Aim of the task: Return each line that holds the word "caption".

-- Start of Material --

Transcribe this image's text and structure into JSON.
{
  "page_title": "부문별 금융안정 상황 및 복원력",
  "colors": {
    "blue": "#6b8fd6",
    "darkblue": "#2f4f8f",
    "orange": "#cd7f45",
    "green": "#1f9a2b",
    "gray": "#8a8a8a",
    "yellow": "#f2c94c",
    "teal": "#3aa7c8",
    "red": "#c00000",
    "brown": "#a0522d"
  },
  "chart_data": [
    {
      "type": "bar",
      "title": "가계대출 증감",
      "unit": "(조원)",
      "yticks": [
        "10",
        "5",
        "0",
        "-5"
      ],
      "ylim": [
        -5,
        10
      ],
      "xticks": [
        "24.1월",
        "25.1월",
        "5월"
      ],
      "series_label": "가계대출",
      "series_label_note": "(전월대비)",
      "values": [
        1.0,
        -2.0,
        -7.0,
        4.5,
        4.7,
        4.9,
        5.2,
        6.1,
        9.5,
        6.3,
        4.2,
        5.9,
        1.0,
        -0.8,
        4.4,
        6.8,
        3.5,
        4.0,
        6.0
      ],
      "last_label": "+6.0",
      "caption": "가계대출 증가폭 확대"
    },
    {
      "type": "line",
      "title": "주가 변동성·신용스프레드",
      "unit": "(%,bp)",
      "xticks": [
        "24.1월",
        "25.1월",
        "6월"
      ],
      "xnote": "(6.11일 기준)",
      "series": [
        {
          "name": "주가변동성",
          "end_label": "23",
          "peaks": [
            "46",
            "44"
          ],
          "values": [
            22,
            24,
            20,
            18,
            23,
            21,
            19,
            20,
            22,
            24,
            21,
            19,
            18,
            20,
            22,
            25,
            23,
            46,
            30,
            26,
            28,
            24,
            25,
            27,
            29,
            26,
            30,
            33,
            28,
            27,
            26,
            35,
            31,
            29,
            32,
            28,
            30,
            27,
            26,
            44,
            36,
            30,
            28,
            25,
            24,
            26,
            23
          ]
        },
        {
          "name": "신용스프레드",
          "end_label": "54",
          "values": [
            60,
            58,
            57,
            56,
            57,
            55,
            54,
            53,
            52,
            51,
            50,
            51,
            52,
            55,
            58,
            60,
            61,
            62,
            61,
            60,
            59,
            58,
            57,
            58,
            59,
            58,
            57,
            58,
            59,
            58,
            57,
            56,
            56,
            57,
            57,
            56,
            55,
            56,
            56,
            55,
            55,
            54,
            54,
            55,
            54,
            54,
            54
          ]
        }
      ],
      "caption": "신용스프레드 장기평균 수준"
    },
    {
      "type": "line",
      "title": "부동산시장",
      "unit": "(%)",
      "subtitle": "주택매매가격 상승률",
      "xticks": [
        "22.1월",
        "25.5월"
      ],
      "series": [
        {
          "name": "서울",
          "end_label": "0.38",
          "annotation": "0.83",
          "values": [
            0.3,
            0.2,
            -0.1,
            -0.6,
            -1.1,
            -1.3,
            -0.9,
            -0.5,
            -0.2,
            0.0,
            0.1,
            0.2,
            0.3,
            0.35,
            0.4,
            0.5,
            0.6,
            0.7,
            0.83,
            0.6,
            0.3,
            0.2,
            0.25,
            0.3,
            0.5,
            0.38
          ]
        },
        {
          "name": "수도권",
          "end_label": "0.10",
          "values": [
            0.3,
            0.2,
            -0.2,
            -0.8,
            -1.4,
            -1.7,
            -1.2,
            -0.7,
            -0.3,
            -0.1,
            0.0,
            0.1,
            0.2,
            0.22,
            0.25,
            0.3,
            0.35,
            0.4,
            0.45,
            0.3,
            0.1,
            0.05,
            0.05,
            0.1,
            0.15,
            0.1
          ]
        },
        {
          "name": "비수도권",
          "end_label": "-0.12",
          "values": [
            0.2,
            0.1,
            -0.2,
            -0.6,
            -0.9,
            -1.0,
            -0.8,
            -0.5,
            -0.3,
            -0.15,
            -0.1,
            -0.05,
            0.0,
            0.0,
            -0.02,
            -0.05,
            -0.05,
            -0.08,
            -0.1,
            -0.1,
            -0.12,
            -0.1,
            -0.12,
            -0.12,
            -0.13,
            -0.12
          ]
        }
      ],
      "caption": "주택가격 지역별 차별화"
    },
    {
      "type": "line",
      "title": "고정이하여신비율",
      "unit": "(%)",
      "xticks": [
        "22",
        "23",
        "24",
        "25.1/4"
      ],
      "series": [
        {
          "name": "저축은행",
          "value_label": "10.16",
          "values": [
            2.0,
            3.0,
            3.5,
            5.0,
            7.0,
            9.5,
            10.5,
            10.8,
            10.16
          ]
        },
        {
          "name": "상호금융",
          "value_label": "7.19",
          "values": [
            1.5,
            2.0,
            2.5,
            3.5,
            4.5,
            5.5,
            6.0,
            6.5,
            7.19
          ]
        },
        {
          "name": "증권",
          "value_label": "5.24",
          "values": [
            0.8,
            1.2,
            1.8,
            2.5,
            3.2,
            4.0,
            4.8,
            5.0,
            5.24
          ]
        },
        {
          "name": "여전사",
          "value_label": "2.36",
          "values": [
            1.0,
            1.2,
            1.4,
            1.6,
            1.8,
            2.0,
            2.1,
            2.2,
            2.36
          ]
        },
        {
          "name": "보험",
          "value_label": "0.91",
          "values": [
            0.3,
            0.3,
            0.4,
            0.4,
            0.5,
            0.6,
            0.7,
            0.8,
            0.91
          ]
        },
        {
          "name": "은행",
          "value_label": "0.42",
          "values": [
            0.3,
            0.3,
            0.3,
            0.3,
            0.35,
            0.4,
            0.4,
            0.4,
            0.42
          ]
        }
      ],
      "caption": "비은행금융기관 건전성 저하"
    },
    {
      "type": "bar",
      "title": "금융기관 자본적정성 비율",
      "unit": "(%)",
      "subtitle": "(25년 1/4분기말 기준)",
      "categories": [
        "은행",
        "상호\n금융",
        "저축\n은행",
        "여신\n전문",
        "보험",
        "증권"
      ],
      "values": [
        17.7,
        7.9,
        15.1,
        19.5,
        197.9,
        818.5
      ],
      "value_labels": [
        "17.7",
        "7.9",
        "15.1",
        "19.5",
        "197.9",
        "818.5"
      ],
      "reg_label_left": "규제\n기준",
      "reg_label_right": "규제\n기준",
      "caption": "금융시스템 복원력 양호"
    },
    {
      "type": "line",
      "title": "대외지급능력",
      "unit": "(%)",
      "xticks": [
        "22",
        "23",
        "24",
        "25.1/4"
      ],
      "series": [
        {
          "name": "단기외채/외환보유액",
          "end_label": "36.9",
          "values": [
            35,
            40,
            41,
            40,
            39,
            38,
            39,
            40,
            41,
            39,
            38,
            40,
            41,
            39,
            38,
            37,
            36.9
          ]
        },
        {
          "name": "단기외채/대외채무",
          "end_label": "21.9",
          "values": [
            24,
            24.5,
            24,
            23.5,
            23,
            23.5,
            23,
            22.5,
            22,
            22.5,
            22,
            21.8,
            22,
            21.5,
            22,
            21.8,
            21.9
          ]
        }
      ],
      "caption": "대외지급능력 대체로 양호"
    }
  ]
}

-- End of Material --

Complete output:
      "caption": "가계대출 증가폭 확대"
      "caption": "신용스프레드 장기평균 수준"
      "caption": "주택가격 지역별 차별화"
      "caption": "비은행금융기관 건전성 저하"
      "caption": "금융시스템 복원력 양호"
      "caption": "대외지급능력 대체로 양호"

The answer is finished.